REQUEST> In the records below, find each line containing the word "huevo" and copy it.

INPUT FOR THIS TASK>
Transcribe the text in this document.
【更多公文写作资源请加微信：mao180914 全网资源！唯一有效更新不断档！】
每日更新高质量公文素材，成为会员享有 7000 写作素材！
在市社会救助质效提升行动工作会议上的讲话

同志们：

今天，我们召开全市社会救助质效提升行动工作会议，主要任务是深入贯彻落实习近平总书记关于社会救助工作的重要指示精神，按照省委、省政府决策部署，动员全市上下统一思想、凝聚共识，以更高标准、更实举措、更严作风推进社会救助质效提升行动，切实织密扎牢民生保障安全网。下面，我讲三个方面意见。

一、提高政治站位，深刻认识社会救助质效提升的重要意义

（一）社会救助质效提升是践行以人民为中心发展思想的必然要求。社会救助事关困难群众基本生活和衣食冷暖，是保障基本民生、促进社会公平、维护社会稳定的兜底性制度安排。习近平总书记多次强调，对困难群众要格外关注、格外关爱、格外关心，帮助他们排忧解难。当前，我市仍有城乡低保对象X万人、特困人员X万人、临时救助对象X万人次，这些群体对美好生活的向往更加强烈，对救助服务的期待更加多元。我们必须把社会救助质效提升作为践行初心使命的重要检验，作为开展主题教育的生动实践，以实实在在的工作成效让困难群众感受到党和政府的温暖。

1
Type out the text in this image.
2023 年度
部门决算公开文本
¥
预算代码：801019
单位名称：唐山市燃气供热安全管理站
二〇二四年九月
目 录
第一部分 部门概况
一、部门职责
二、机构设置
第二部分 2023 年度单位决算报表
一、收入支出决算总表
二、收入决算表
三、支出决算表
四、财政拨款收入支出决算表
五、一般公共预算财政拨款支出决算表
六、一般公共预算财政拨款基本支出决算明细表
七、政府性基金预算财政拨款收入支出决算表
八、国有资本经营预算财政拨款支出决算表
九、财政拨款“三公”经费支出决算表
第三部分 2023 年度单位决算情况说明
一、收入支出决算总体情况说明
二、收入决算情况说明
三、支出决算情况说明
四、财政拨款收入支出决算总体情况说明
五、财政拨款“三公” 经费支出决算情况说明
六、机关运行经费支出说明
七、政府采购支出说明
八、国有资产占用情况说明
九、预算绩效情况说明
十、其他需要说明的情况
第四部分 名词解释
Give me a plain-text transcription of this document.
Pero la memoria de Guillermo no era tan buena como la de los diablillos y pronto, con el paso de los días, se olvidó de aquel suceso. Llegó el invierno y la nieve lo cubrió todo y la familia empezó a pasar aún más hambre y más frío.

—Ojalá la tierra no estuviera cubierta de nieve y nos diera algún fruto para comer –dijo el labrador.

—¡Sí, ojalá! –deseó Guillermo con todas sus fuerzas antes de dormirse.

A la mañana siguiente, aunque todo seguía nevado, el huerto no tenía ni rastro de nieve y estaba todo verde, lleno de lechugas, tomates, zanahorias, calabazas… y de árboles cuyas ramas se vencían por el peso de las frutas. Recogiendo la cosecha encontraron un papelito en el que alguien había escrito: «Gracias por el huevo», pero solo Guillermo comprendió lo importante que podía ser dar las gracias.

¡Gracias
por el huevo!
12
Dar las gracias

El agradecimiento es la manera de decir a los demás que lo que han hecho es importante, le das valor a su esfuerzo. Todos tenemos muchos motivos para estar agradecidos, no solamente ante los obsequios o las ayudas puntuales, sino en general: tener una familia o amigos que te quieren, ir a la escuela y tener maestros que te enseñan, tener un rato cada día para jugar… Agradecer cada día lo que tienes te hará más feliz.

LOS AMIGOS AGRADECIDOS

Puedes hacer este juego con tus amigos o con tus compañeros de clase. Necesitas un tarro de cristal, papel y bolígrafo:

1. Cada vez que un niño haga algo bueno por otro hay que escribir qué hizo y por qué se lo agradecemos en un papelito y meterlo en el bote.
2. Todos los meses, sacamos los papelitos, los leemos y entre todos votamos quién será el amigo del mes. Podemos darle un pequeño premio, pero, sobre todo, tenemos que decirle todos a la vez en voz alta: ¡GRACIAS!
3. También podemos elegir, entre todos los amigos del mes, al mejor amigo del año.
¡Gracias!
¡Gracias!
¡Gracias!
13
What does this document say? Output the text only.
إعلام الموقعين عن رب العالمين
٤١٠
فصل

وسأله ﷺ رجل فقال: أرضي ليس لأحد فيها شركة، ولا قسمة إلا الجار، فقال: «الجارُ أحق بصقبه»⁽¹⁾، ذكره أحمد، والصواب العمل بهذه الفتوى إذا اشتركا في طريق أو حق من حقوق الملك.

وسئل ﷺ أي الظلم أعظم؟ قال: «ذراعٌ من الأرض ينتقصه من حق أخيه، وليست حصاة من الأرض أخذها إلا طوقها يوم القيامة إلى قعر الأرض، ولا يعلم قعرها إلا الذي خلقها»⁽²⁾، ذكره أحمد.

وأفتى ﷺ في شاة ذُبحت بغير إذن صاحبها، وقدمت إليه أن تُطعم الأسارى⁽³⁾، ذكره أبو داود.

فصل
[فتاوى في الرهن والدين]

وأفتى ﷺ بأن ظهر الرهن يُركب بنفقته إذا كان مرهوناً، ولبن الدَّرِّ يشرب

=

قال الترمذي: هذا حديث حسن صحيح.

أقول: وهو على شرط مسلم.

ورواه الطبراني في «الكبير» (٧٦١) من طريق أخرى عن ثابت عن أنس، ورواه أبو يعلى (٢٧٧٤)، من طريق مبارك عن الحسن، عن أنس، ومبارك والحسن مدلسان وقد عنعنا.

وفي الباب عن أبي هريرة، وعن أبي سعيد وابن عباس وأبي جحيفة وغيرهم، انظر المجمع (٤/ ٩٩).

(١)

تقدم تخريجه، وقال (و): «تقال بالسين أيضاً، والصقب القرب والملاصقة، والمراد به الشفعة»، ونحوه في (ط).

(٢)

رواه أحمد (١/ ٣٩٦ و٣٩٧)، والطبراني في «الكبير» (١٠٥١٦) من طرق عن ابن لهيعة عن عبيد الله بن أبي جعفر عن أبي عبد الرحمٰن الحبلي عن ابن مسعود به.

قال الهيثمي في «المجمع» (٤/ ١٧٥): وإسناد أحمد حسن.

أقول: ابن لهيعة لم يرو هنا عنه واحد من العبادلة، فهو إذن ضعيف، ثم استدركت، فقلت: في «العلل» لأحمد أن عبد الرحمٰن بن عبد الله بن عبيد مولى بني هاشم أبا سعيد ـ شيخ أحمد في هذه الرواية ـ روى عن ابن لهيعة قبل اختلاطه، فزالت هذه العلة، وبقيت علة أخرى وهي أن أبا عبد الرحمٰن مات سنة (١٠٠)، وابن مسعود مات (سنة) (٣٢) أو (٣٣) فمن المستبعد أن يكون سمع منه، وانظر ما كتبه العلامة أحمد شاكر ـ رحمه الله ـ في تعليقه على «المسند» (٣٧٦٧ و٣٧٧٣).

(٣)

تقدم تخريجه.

THE SOLUTION>
A la mañana siguiente, aunque todo seguía nevado, el huerto no tenía ni rastro de nieve y estaba todo verde, lleno de lechugas, tomates, zanahorias, calabazas… y de árboles cuyas ramas se vencían por el peso de las frutas. Recogiendo la cosecha encontraron un papelito en el que alguien había escrito: «Gracias por el huevo», pero solo Guillermo comprendió lo importante que podía ser dar las gracias.
por el huevo!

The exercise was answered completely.